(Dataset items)
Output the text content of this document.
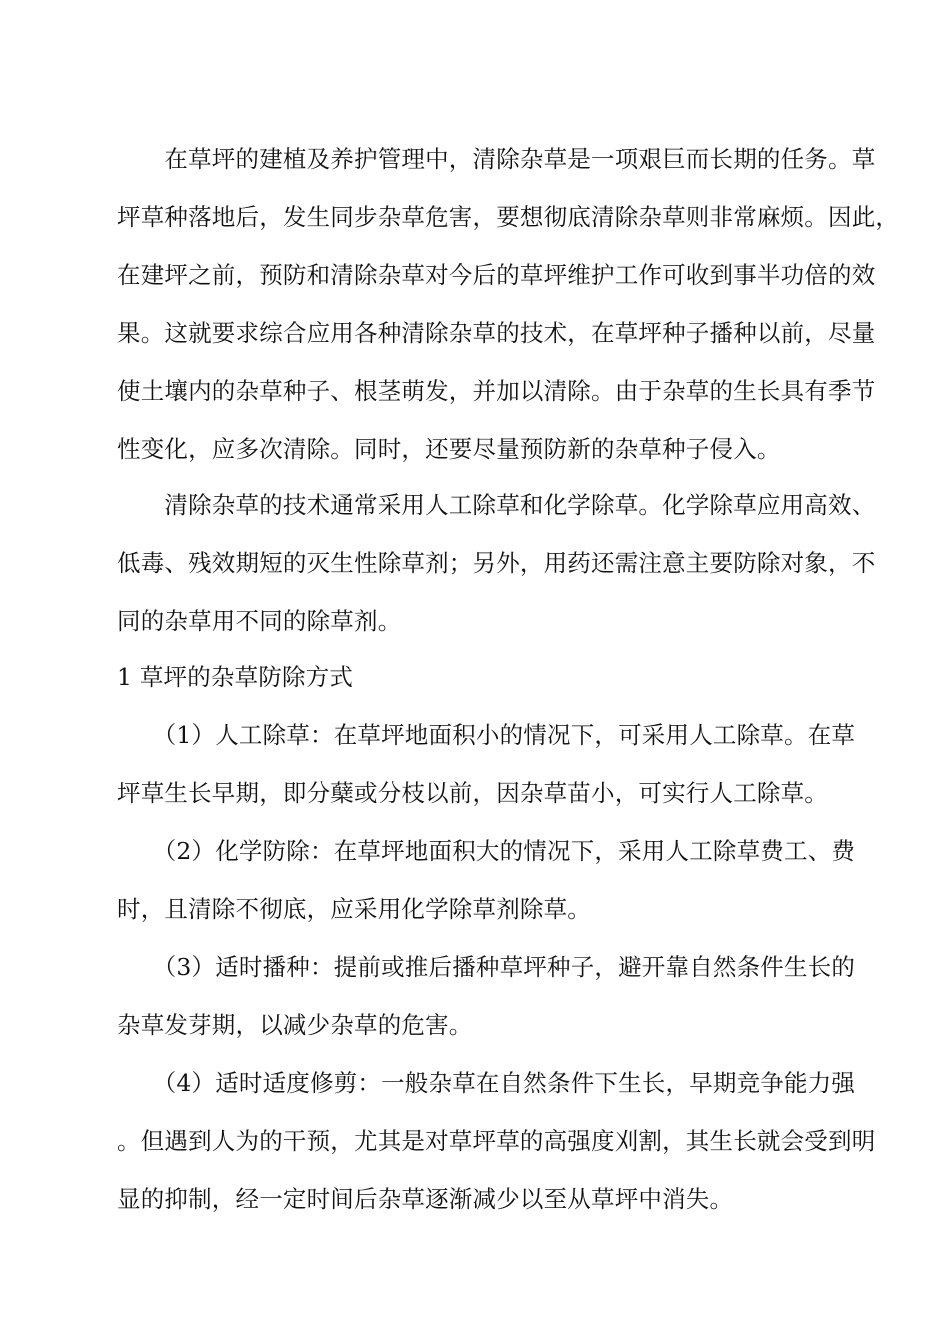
　　在草坪的建植及养护管理中，清除杂草是一项艰巨而长期的任务。草
坪草种落地后，发生同步杂草危害，要想彻底清除杂草则非常麻烦。因此，
在建坪之前，预防和清除杂草对今后的草坪维护工作可收到事半功倍的效
果。这就要求综合应用各种清除杂草的技术，在草坪种子播种以前，尽量
使土壤内的杂草种子、根茎萌发，并加以清除。由于杂草的生长具有季节
性变化，应多次清除。同时，还要尽量预防新的杂草种子侵入。
　　清除杂草的技术通常采用人工除草和化学除草。化学除草应用高效、
低毒、残效期短的灭生性除草剂；另外，用药还需注意主要防除对象，不
同的杂草用不同的除草剂。
1 草坪的杂草防除方式
　　（1）人工除草：在草坪地面积小的情况下，可采用人工除草。在草
坪草生长早期，即分蘖或分枝以前，因杂草苗小，可实行人工除草。
　　（2）化学防除：在草坪地面积大的情况下，采用人工除草费工、费
时，且清除不彻底，应采用化学除草剂除草。
　　（3）适时播种：提前或推后播种草坪种子，避开靠自然条件生长的
杂草发芽期，以减少杂草的危害。
　　（4）适时适度修剪：一般杂草在自然条件下生长，早期竞争能力强
。但遇到人为的干预，尤其是对草坪草的高强度刈割，其生长就会受到明
显的抑制，经一定时间后杂草逐渐减少以至从草坪中消失。
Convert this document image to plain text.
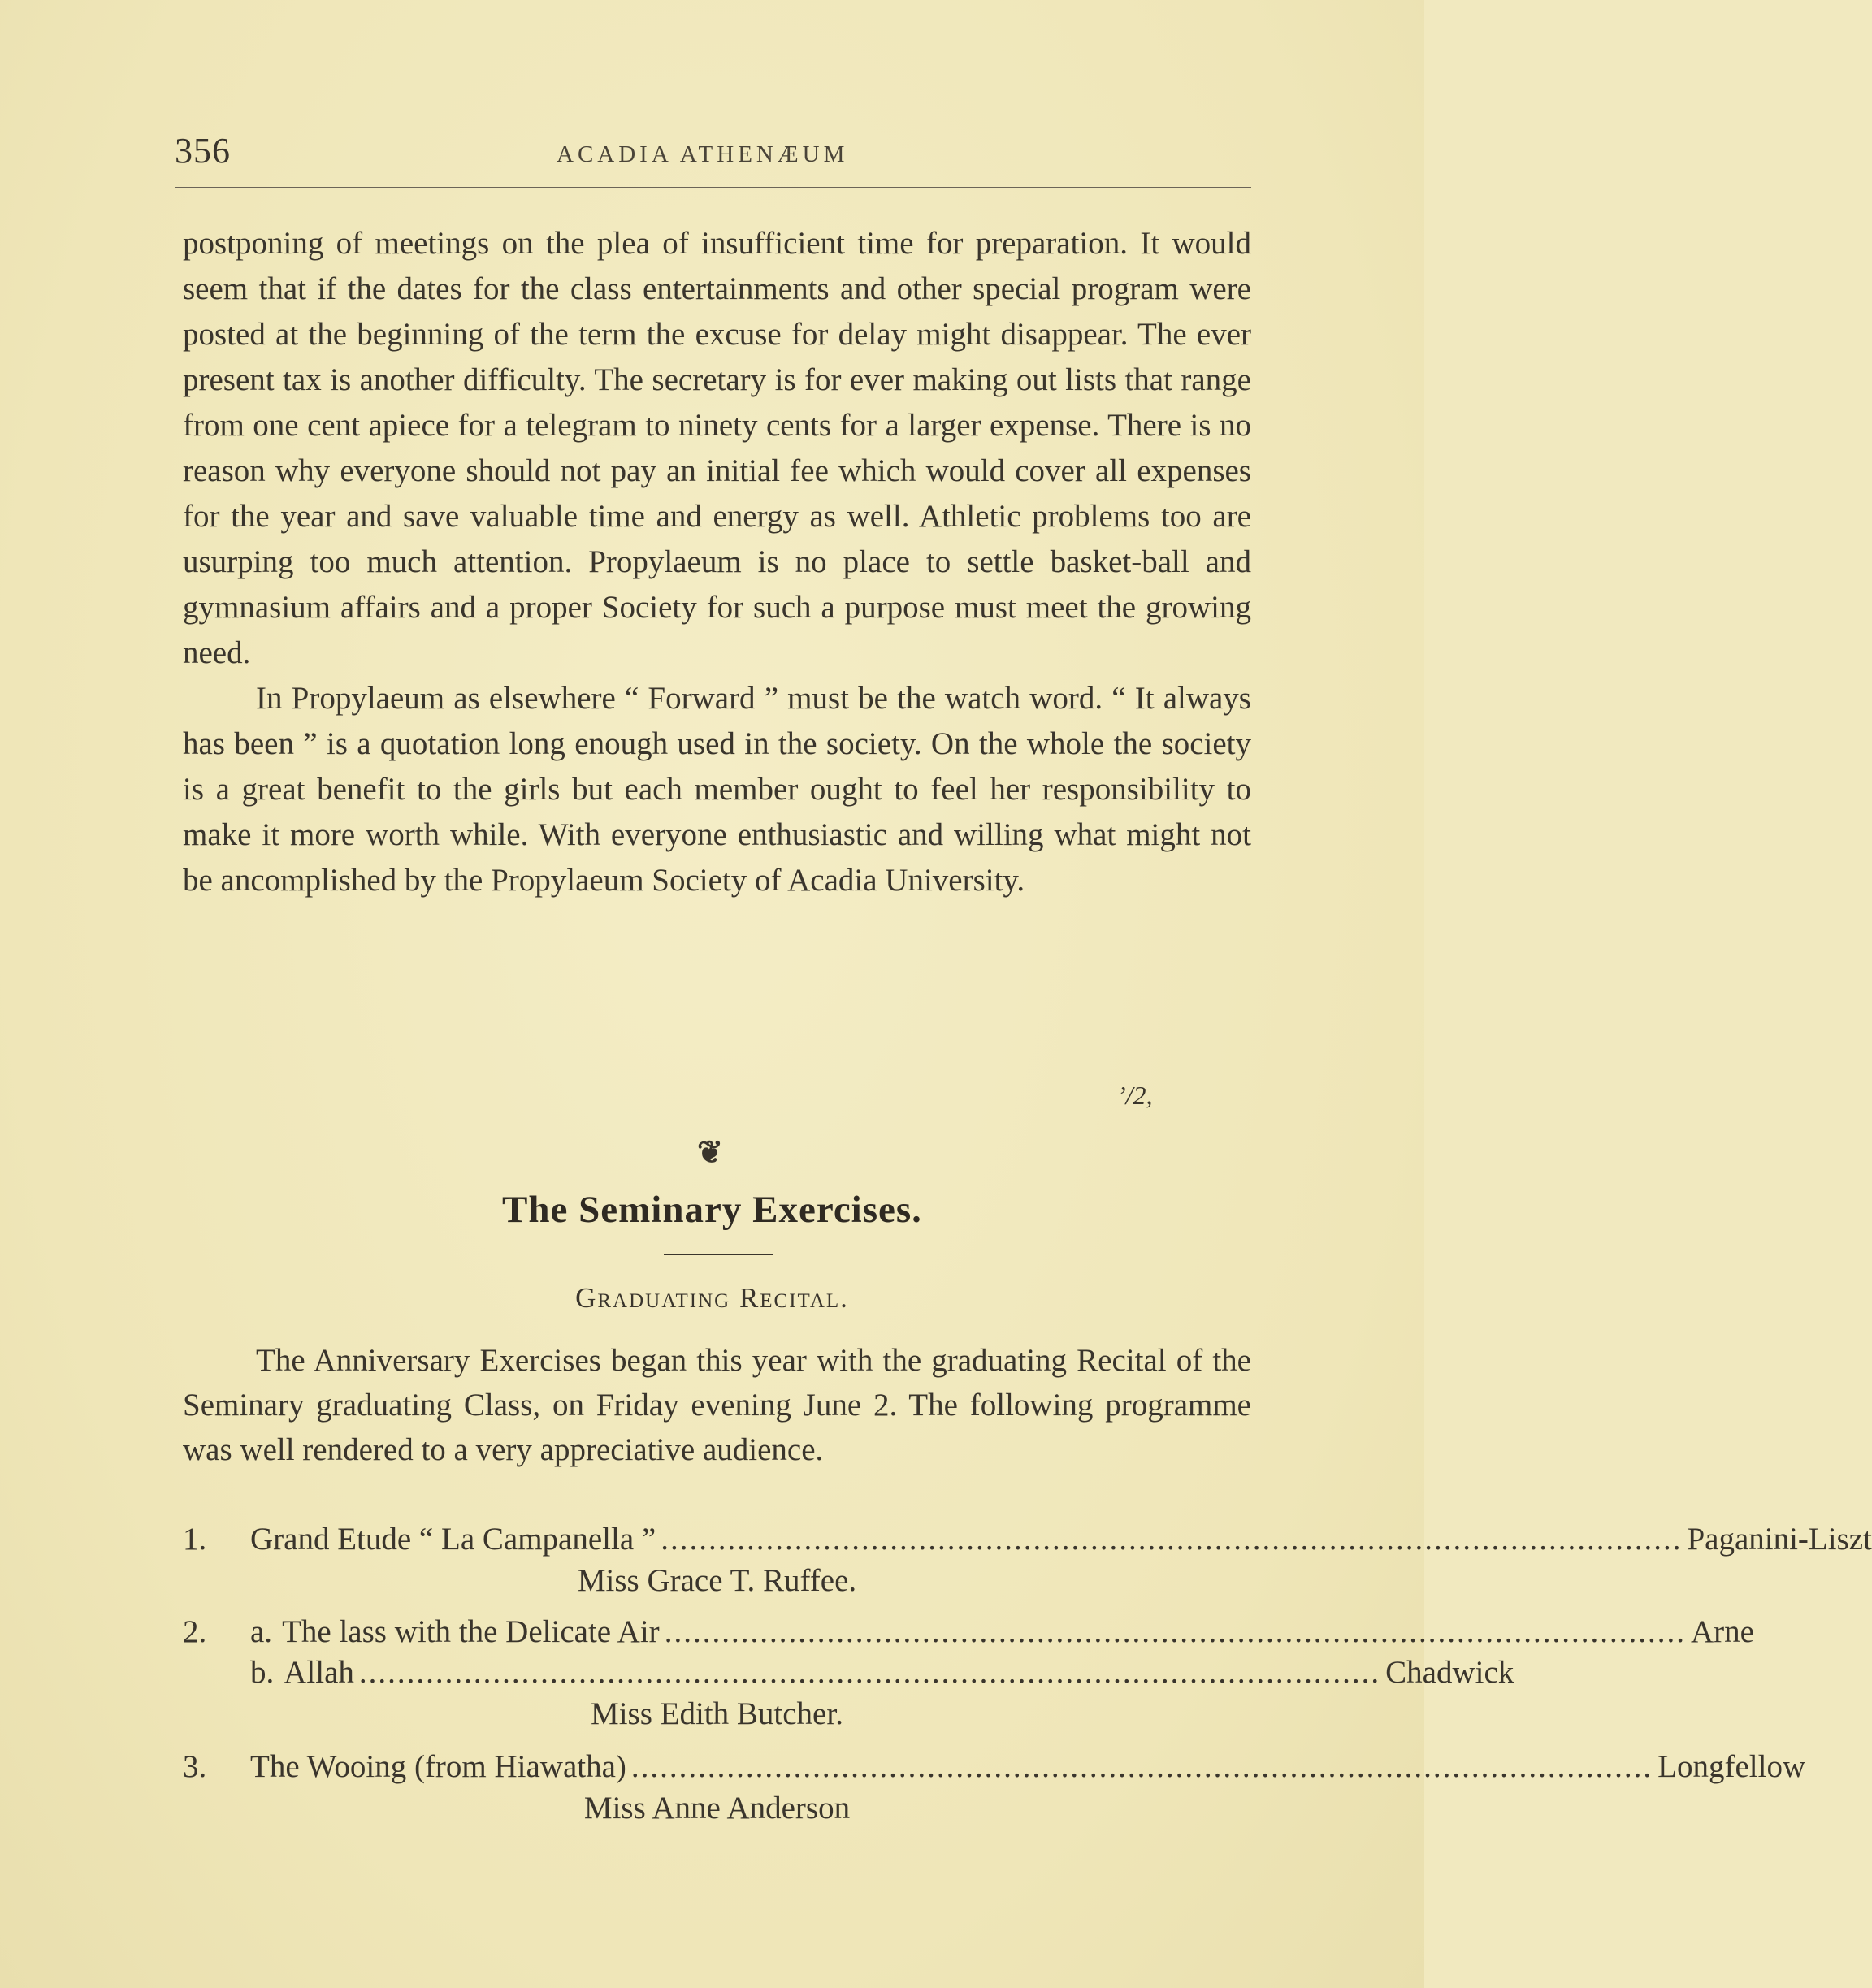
356	ACADIA ATHENÆUM

postponing of meetings on the plea of insufficient time for preparation. It would seem that if the dates for the class entertainments and other special program were posted at the beginning of the term the excuse for delay might disappear. The ever present tax is another difficulty. The secretary is for ever making out lists that range from one cent apiece for a telegram to ninety cents for a larger expense. There is no reason why everyone should not pay an initial fee which would cover all expenses for the year and save valuable time and energy as well. Athletic problems too are usurping too much attention. Propylaeum is no place to settle basket-ball and gymnasium affairs and a proper Society for such a purpose must meet the growing need.

In Propylaeum as elsewhere “ Forward ” must be the watch word. “ It always has been ” is a quotation long enough used in the society. On the whole the society is a great benefit to the girls but each member ought to feel her responsibility to make it more worth while. With everyone enthusiastic and willing what might not be ancomplished by the Propylaeum Society of Acadia University.

’/2,
❦
The Seminary Exercises.
Graduating Recital.

The Anniversary Exercises began this year with the graduating Recital of the Seminary graduating Class, on Friday evening June 2. The following programme was well rendered to a very appreciative audience.

1.	Grand Etude “ La Campanella ” ........................................................................................................... Paganini-Liszt
Miss Grace T. Ruffee.
2.	a. The lass with the Delicate Air ........................................................................................................... Arne
b. Allah ........................................................................................................... Chadwick
Miss Edith Butcher.
3.	The Wooing (from Hiawatha) ........................................................................................................... Longfellow
Miss Anne Anderson
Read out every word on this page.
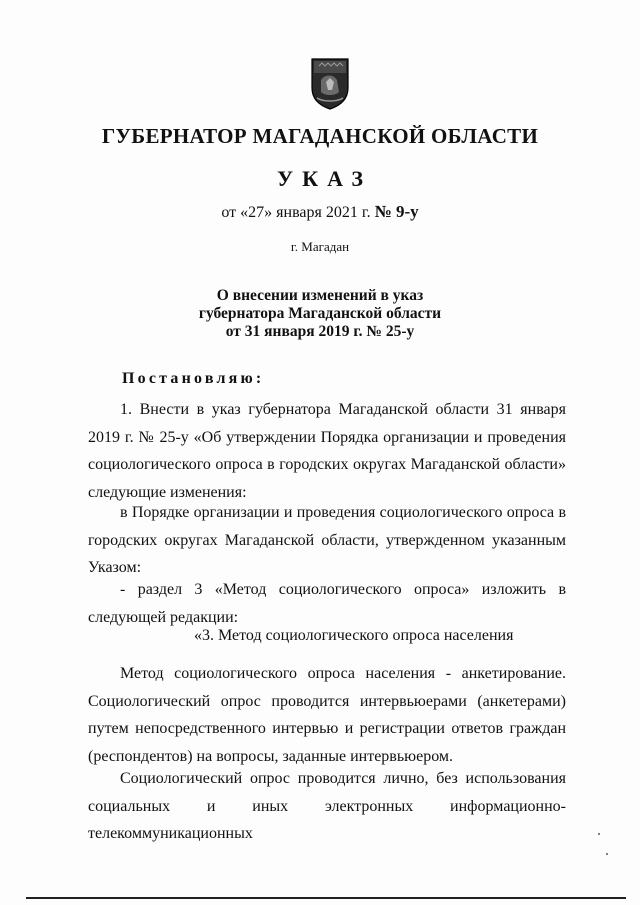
ГУБЕРНАТОР МАГАДАНСКОЙ ОБЛАСТИ
УКАЗ
от «27» января 2021 г. № 9-у
г. Магадан
О внесении изменений в указ
губернатора Магаданской области
от 31 января 2019 г. № 25-у
Постановляю:
1. Внести в указ губернатора Магаданской области 31 января 2019 г. № 25-у «Об утверждении Порядка организации и проведения социологического опроса в городских округах Магаданской области» следующие изменения:
в Порядке организации и проведения социологического опроса в городских округах Магаданской области, утвержденном указанным Указом:
- раздел 3 «Метод социологического опроса» изложить в следующей редакции:
«3. Метод социологического опроса населения
Метод социологического опроса населения - анкетирование. Социологический опрос проводится интервьюерами (анкетерами) путем непосредственного интервью и регистрации ответов граждан (респондентов) на вопросы, заданные интервьюером.
Социологический опрос проводится лично, без использования социальных и иных электронных информационно-телекоммуникационных
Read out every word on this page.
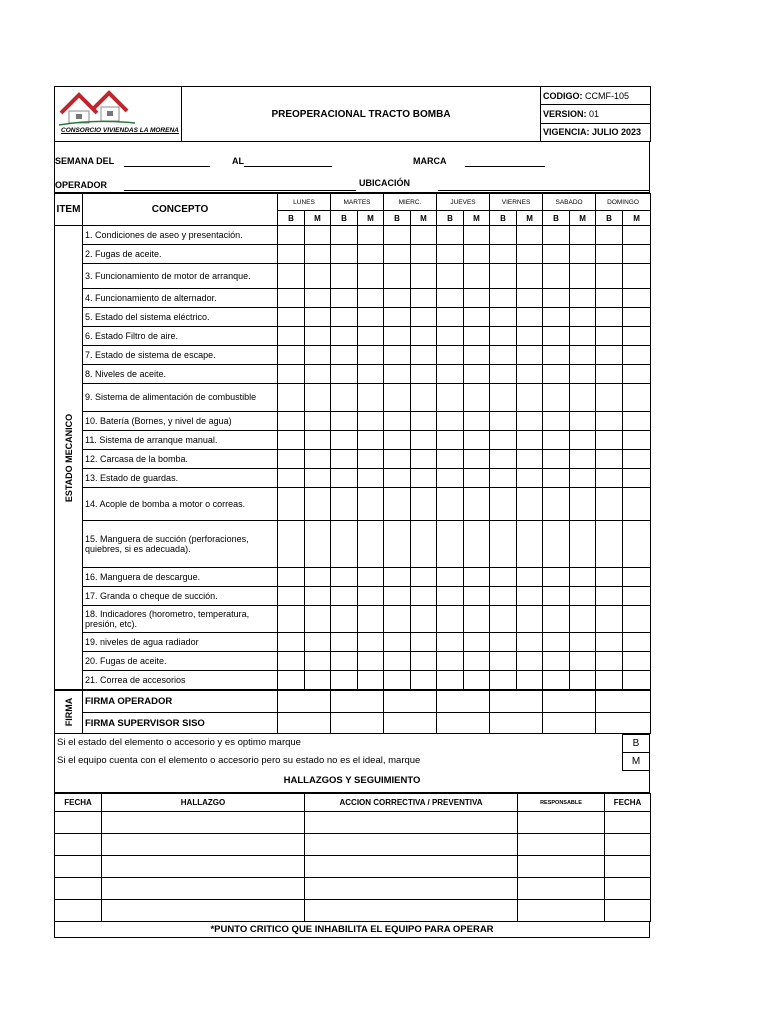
CONSORCIO VIVIENDAS LA MORENA
	PREOPERACIONAL TRACTO BOMBA	CODIGO: CCMF-105
VERSION: 01
VIGENCIA: JULIO 2023
SEMANA DEL	AL	MARCA
OPERADOR	UBICACIÓN
ITEM	CONCEPTO	LUNES		MARTES		MIERC.		JUEVES		VIERNES		SABADO		DOMINGO	
		B	M	B	M	B	M	B	M	B	M	B	M	B	M

ESTADO MECANICO	1. Condiciones de aseo y presentación.														
	2. Fugas de aceite.														
	3. Funcionamiento de motor de arranque.														
	4. Funcionamiento de alternador.														
	5. Estado del sistema eléctrico.														
	6. Estado Filtro de aire.														
	7. Estado de sistema de escape.														
	8. Niveles de aceite.														
	9. Sistema de alimentación de combustible														
	10. Batería (Bornes, y nivel de agua)														
	11. Sistema de arranque manual.														
	12. Carcasa de la bomba.														
	13. Estado de guardas.														
	14. Acople de bomba a motor o correas.														
	15. Manguera de succión (perforaciones, quiebres, si es adecuada).														
	16. Manguera de descargue.														
	17. Granda o cheque de succión.														
	18. Indicadores (horometro, temperatura, presión, etc).														
	19. niveles de agua radiador														
	20. Fugas de aceite.														
	21. Correa de accesorios														
FIRMA	FIRMA OPERADOR							
	FIRMA SUPERVISOR SISO							
Si el estado del elemento o accesorio y es optimo marque	B
Si el equipo cuenta con el elemento o accesorio pero su estado no es el ideal, marque	M
HALLAZGOS Y SEGUIMIENTO
FECHA	HALLAZGO	ACCION CORRECTIVA / PREVENTIVA	RESPONSABLE	FECHA

*PUNTO CRITICO QUE INHABILITA EL EQUIPO PARA OPERAR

_EXERCISE GOAL_: Copy out each line that contains the word "this".

_SOLUTION TO THE PROBLEM_:
Output the text content of this document.
Convert this document image to plain text.
The Anniversary Exercises began this year with the graduating Recital of the Seminary graduating Class, on Friday evening June 2. The following programme was well rendered to a very appreciative audience.
Read out every word on this page.
Read out every word on this page.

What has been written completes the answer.